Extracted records
============

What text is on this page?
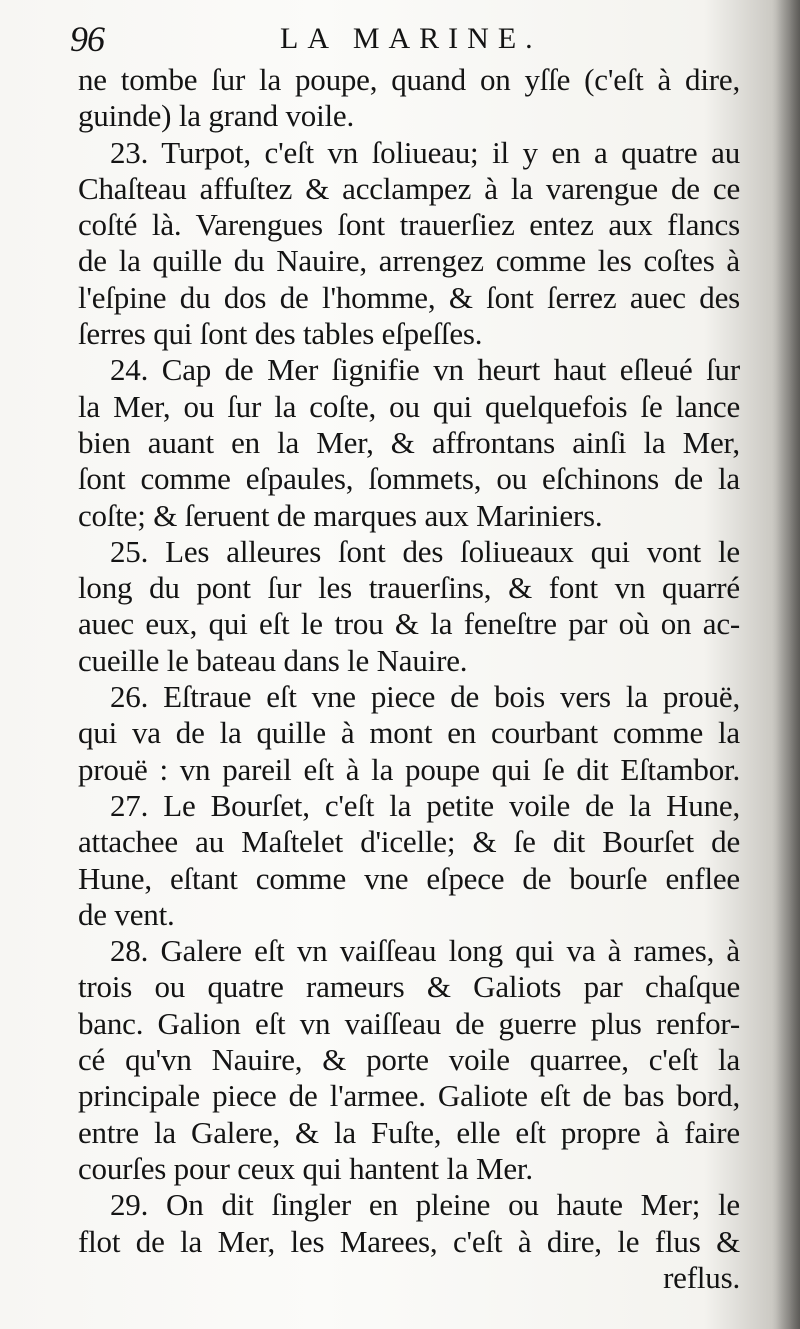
96	LA MARINE.
ne tombe ſur la poupe, quand on yſſe (c'eſt à dire,
guinde) la grand voile.
23. Turpot, c'eſt vn ſoliueau; il y en a quatre au
Chaſteau affuſtez & acclampez à la varengue de ce
coſté là. Varengues ſont trauerſiez entez aux flancs
de la quille du Nauire, arrengez comme les coſtes à
l'eſpine du dos de l'homme, & ſont ſerrez auec des
ſerres qui ſont des tables eſpeſſes.
24. Cap de Mer ſignifie vn heurt haut eſleué ſur
la Mer, ou ſur la coſte, ou qui quelquefois ſe lance
bien auant en la Mer, & affrontans ainſi la Mer,
ſont comme eſpaules, ſommets, ou eſchinons de la
coſte; & ſeruent de marques aux Mariniers.
25. Les alleures ſont des ſoliueaux qui vont le
long du pont ſur les trauerſins, & font vn quarré
auec eux, qui eſt le trou & la feneſtre par où on ac-
cueille le bateau dans le Nauire.
26. Eſtraue eſt vne piece de bois vers la prouë,
qui va de la quille à mont en courbant comme la
prouë : vn pareil eſt à la poupe qui ſe dit Eſtambor.
27. Le Bourſet, c'eſt la petite voile de la Hune,
attachee au Maſtelet d'icelle; & ſe dit Bourſet de
Hune, eſtant comme vne eſpece de bourſe enflee
de vent.
28. Galere eſt vn vaiſſeau long qui va à rames, à
trois ou quatre rameurs & Galiots par chaſque
banc. Galion eſt vn vaiſſeau de guerre plus renfor-
cé qu'vn Nauire, & porte voile quarree, c'eſt la
principale piece de l'armee. Galiote eſt de bas bord,
entre la Galere, & la Fuſte, elle eſt propre à faire
courſes pour ceux qui hantent la Mer.
29. On dit ſingler en pleine ou haute Mer; le
flot de la Mer, les Marees, c'eſt à dire, le flus &
reflus.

============

■ Do this ■
Transcribe the full listing above exactly as it stands, minus the pictures.

■ Solution ■
What text is on this page?
96	LA MARINE.
ne tombe ſur la poupe, quand on yſſe (c'eſt à dire,
guinde) la grand voile.
23. Turpot, c'eſt vn ſoliueau; il y en a quatre au
Chaſteau affuſtez & acclampez à la varengue de ce
coſté là. Varengues ſont trauerſiez entez aux flancs
de la quille du Nauire, arrengez comme les coſtes à
l'eſpine du dos de l'homme, & ſont ſerrez auec des
ſerres qui ſont des tables eſpeſſes.
24. Cap de Mer ſignifie vn heurt haut eſleué ſur
la Mer, ou ſur la coſte, ou qui quelquefois ſe lance
bien auant en la Mer, & affrontans ainſi la Mer,
ſont comme eſpaules, ſommets, ou eſchinons de la
coſte; & ſeruent de marques aux Mariniers.
25. Les alleures ſont des ſoliueaux qui vont le
long du pont ſur les trauerſins, & font vn quarré
auec eux, qui eſt le trou & la feneſtre par où on ac-
cueille le bateau dans le Nauire.
26. Eſtraue eſt vne piece de bois vers la prouë,
qui va de la quille à mont en courbant comme la
prouë : vn pareil eſt à la poupe qui ſe dit Eſtambor.
27. Le Bourſet, c'eſt la petite voile de la Hune,
attachee au Maſtelet d'icelle; & ſe dit Bourſet de
Hune, eſtant comme vne eſpece de bourſe enflee
de vent.
28. Galere eſt vn vaiſſeau long qui va à rames, à
trois ou quatre rameurs & Galiots par chaſque
banc. Galion eſt vn vaiſſeau de guerre plus renfor-
cé qu'vn Nauire, & porte voile quarree, c'eſt la
principale piece de l'armee. Galiote eſt de bas bord,
entre la Galere, & la Fuſte, elle eſt propre à faire
courſes pour ceux qui hantent la Mer.
29. On dit ſingler en pleine ou haute Mer; le
flot de la Mer, les Marees, c'eſt à dire, le flus &
reflus.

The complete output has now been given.